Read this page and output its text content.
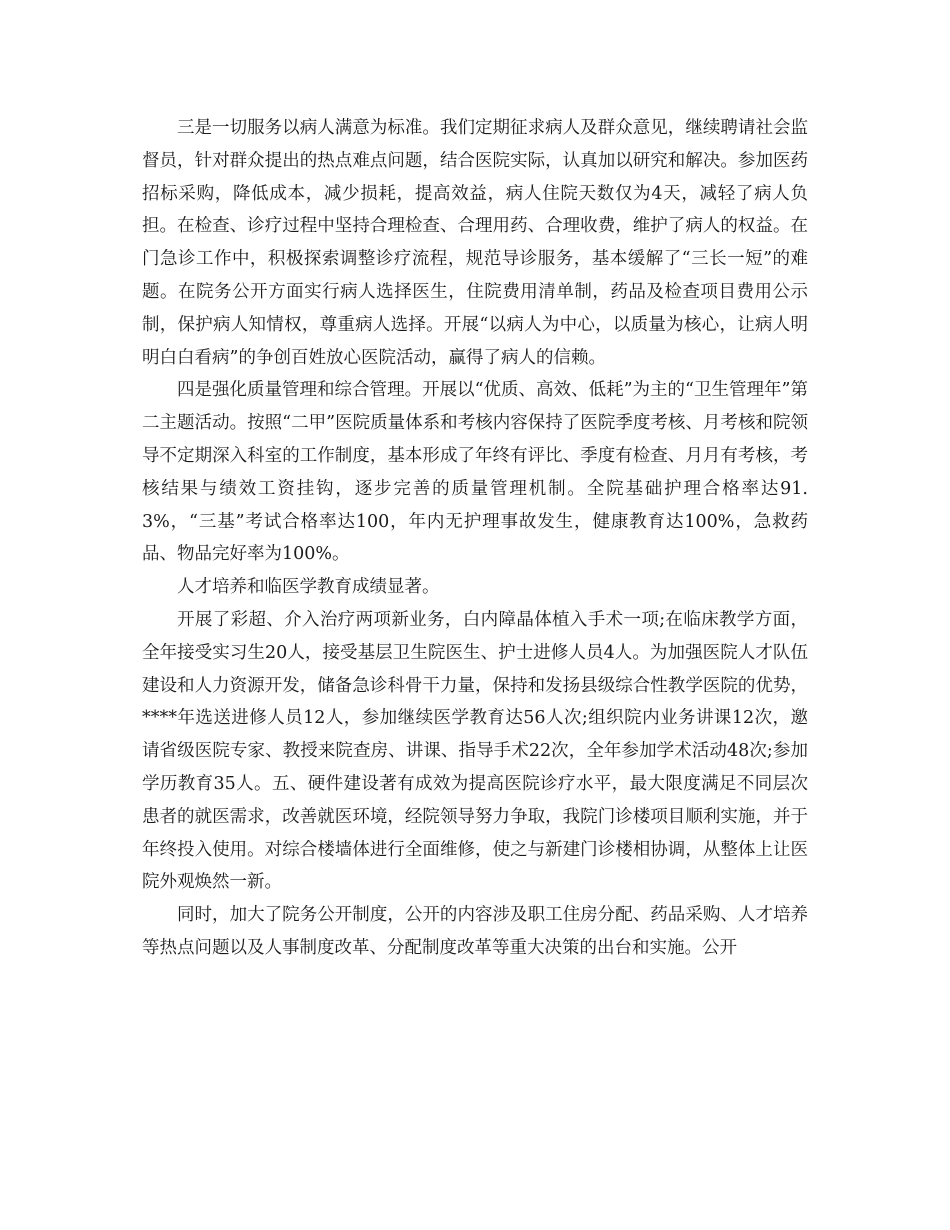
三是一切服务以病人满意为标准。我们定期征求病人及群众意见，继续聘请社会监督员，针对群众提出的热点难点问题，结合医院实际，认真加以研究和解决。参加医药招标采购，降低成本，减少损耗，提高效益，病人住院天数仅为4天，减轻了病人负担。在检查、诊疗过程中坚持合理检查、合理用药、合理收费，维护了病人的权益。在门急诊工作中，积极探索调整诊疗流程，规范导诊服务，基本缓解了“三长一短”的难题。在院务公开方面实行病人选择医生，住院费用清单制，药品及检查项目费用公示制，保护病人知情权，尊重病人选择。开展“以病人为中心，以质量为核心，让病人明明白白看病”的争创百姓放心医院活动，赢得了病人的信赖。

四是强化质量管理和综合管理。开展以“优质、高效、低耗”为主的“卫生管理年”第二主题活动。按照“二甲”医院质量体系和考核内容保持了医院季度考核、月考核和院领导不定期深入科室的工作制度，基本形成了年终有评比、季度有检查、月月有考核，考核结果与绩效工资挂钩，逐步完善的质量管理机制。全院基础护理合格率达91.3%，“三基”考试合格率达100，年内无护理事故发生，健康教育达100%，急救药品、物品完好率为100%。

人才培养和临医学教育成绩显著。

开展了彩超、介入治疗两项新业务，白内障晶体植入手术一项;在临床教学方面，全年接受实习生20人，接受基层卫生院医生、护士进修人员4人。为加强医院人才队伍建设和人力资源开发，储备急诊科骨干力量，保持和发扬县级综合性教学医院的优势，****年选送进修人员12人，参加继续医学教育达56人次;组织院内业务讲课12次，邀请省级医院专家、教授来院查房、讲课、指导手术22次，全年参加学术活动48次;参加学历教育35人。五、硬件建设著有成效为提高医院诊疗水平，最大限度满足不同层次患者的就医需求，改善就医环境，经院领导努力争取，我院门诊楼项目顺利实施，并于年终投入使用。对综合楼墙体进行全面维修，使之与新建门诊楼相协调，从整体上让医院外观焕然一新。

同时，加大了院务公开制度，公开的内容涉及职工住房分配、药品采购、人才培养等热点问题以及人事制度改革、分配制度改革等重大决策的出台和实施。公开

= = = = =

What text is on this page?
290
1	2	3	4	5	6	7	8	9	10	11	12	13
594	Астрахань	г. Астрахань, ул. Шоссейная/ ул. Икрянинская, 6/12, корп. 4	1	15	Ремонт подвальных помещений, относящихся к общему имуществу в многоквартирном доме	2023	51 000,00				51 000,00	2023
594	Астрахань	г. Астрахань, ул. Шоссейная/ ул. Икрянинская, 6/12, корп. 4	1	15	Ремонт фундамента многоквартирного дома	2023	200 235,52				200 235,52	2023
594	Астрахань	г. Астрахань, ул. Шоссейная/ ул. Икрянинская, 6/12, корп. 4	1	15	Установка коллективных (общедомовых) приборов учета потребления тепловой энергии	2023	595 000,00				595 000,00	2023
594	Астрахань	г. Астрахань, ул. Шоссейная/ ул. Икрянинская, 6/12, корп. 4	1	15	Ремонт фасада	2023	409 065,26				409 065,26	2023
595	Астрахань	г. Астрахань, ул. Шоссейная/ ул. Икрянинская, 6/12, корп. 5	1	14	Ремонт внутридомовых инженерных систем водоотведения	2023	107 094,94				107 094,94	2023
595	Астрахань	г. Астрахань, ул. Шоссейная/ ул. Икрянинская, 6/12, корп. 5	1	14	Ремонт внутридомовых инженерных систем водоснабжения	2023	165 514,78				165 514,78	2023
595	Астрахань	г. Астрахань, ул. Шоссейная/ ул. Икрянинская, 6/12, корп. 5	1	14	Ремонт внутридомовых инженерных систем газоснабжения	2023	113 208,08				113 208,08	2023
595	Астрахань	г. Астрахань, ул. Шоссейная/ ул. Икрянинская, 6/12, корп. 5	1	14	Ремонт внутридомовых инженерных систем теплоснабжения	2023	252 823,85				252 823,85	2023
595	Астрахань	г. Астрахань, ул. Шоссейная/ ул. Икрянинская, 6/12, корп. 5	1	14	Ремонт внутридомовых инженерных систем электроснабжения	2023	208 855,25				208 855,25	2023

= = = = =

* _WHAT IS REQUIRED_: List all lines from the entries that include the word "this".

* _SOLVED EXERCISE_:
Read this page and output its text content.
What text is on this page?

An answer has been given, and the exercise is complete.